Start of PROVIDED RECORDS
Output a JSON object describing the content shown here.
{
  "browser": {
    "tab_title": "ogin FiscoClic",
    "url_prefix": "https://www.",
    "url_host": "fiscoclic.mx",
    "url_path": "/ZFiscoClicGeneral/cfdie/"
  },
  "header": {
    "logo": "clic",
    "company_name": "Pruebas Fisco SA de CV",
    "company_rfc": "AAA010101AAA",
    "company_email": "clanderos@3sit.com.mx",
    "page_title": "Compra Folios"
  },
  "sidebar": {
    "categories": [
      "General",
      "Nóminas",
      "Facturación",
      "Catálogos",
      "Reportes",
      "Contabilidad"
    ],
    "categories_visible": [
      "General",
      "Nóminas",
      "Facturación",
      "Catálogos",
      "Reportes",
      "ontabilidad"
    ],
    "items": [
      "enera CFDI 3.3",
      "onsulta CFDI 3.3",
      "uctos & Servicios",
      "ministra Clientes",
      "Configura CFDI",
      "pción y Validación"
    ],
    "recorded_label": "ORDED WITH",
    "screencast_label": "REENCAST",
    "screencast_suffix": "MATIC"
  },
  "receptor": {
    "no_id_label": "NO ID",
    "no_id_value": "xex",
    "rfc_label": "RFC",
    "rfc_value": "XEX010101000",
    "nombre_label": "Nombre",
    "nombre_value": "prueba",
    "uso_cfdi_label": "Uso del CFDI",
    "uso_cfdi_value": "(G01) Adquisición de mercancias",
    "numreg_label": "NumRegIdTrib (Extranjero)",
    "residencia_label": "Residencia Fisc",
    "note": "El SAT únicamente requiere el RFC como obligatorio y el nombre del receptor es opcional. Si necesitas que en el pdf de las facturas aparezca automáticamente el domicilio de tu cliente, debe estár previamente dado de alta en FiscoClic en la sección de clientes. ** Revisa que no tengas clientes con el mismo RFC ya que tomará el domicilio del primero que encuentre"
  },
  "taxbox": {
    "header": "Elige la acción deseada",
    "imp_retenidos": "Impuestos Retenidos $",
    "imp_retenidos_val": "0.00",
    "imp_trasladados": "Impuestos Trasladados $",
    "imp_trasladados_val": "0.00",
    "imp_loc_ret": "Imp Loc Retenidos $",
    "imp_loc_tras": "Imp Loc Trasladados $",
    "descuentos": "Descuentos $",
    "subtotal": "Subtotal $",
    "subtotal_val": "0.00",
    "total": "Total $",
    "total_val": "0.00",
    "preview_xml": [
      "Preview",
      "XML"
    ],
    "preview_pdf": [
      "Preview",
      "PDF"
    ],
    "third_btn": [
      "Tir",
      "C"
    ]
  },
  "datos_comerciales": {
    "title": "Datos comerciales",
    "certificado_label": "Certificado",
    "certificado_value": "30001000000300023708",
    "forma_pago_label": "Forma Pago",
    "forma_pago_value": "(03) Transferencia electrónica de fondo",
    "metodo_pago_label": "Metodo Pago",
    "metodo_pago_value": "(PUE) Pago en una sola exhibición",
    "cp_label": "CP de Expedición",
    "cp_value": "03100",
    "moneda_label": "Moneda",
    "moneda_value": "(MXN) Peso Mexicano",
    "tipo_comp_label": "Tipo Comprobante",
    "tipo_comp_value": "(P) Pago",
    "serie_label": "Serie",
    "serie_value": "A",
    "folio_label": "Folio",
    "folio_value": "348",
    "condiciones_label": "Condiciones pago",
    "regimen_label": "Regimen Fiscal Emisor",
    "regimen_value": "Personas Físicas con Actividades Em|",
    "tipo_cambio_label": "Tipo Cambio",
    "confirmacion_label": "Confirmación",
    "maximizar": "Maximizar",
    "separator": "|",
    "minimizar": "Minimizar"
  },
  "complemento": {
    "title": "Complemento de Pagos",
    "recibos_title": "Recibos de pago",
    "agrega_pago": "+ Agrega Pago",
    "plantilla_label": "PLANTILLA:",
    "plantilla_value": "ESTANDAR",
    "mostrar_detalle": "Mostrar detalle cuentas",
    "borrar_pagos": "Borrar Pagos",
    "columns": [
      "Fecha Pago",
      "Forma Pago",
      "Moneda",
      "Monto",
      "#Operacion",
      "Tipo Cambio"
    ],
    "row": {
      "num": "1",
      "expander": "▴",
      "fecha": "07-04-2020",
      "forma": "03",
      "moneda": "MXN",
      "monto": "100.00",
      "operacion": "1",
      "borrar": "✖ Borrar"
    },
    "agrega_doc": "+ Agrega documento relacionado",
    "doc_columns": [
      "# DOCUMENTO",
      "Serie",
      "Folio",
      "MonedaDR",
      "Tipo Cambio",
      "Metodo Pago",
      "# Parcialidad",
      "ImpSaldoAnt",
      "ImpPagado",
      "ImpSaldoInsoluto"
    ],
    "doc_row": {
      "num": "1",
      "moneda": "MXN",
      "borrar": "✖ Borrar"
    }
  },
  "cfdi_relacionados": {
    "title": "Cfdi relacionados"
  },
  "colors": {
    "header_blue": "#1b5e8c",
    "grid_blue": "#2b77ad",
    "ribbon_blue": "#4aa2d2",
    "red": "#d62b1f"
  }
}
End of PROVIDED RECORDS
REQUIRED TASK
Restate each of the entries above verbatim.

FULL RESPONSE
Output a JSON object describing the content shown here.
{
  "browser": {
    "tab_title": "ogin FiscoClic",
    "url_prefix": "https://www.",
    "url_host": "fiscoclic.mx",
    "url_path": "/ZFiscoClicGeneral/cfdie/"
  },
  "header": {
    "logo": "clic",
    "company_name": "Pruebas Fisco SA de CV",
    "company_rfc": "AAA010101AAA",
    "company_email": "clanderos@3sit.com.mx",
    "page_title": "Compra Folios"
  },
  "sidebar": {
    "categories": [
      "General",
      "Nóminas",
      "Facturación",
      "Catálogos",
      "Reportes",
      "Contabilidad"
    ],
    "categories_visible": [
      "General",
      "Nóminas",
      "Facturación",
      "Catálogos",
      "Reportes",
      "ontabilidad"
    ],
    "items": [
      "enera CFDI 3.3",
      "onsulta CFDI 3.3",
      "uctos & Servicios",
      "ministra Clientes",
      "Configura CFDI",
      "pción y Validación"
    ],
    "recorded_label": "ORDED WITH",
    "screencast_label": "REENCAST",
    "screencast_suffix": "MATIC"
  },
  "receptor": {
    "no_id_label": "NO ID",
    "no_id_value": "xex",
    "rfc_label": "RFC",
    "rfc_value": "XEX010101000",
    "nombre_label": "Nombre",
    "nombre_value": "prueba",
    "uso_cfdi_label": "Uso del CFDI",
    "uso_cfdi_value": "(G01) Adquisición de mercancias",
    "numreg_label": "NumRegIdTrib (Extranjero)",
    "residencia_label": "Residencia Fisc",
    "note": "El SAT únicamente requiere el RFC como obligatorio y el nombre del receptor es opcional. Si necesitas que en el pdf de las facturas aparezca automáticamente el domicilio de tu cliente, debe estár previamente dado de alta en FiscoClic en la sección de clientes. ** Revisa que no tengas clientes con el mismo RFC ya que tomará el domicilio del primero que encuentre"
  },
  "taxbox": {
    "header": "Elige la acción deseada",
    "imp_retenidos": "Impuestos Retenidos $",
    "imp_retenidos_val": "0.00",
    "imp_trasladados": "Impuestos Trasladados $",
    "imp_trasladados_val": "0.00",
    "imp_loc_ret": "Imp Loc Retenidos $",
    "imp_loc_tras": "Imp Loc Trasladados $",
    "descuentos": "Descuentos $",
    "subtotal": "Subtotal $",
    "subtotal_val": "0.00",
    "total": "Total $",
    "total_val": "0.00",
    "preview_xml": [
      "Preview",
      "XML"
    ],
    "preview_pdf": [
      "Preview",
      "PDF"
    ],
    "third_btn": [
      "Tir",
      "C"
    ]
  },
  "datos_comerciales": {
    "title": "Datos comerciales",
    "certificado_label": "Certificado",
    "certificado_value": "30001000000300023708",
    "forma_pago_label": "Forma Pago",
    "forma_pago_value": "(03) Transferencia electrónica de fondo",
    "metodo_pago_label": "Metodo Pago",
    "metodo_pago_value": "(PUE) Pago en una sola exhibición",
    "cp_label": "CP de Expedición",
    "cp_value": "03100",
    "moneda_label": "Moneda",
    "moneda_value": "(MXN) Peso Mexicano",
    "tipo_comp_label": "Tipo Comprobante",
    "tipo_comp_value": "(P) Pago",
    "serie_label": "Serie",
    "serie_value": "A",
    "folio_label": "Folio",
    "folio_value": "348",
    "condiciones_label": "Condiciones pago",
    "regimen_label": "Regimen Fiscal Emisor",
    "regimen_value": "Personas Físicas con Actividades Em|",
    "tipo_cambio_label": "Tipo Cambio",
    "confirmacion_label": "Confirmación",
    "maximizar": "Maximizar",
    "separator": "|",
    "minimizar": "Minimizar"
  },
  "complemento": {
    "title": "Complemento de Pagos",
    "recibos_title": "Recibos de pago",
    "agrega_pago": "+ Agrega Pago",
    "plantilla_label": "PLANTILLA:",
    "plantilla_value": "ESTANDAR",
    "mostrar_detalle": "Mostrar detalle cuentas",
    "borrar_pagos": "Borrar Pagos",
    "columns": [
      "Fecha Pago",
      "Forma Pago",
      "Moneda",
      "Monto",
      "#Operacion",
      "Tipo Cambio"
    ],
    "row": {
      "num": "1",
      "expander": "▴",
      "fecha": "07-04-2020",
      "forma": "03",
      "moneda": "MXN",
      "monto": "100.00",
      "operacion": "1",
      "borrar": "✖ Borrar"
    },
    "agrega_doc": "+ Agrega documento relacionado",
    "doc_columns": [
      "# DOCUMENTO",
      "Serie",
      "Folio",
      "MonedaDR",
      "Tipo Cambio",
      "Metodo Pago",
      "# Parcialidad",
      "ImpSaldoAnt",
      "ImpPagado",
      "ImpSaldoInsoluto"
    ],
    "doc_row": {
      "num": "1",
      "moneda": "MXN",
      "borrar": "✖ Borrar"
    }
  },
  "cfdi_relacionados": {
    "title": "Cfdi relacionados"
  },
  "colors": {
    "header_blue": "#1b5e8c",
    "grid_blue": "#2b77ad",
    "ribbon_blue": "#4aa2d2",
    "red": "#d62b1f"
  }
}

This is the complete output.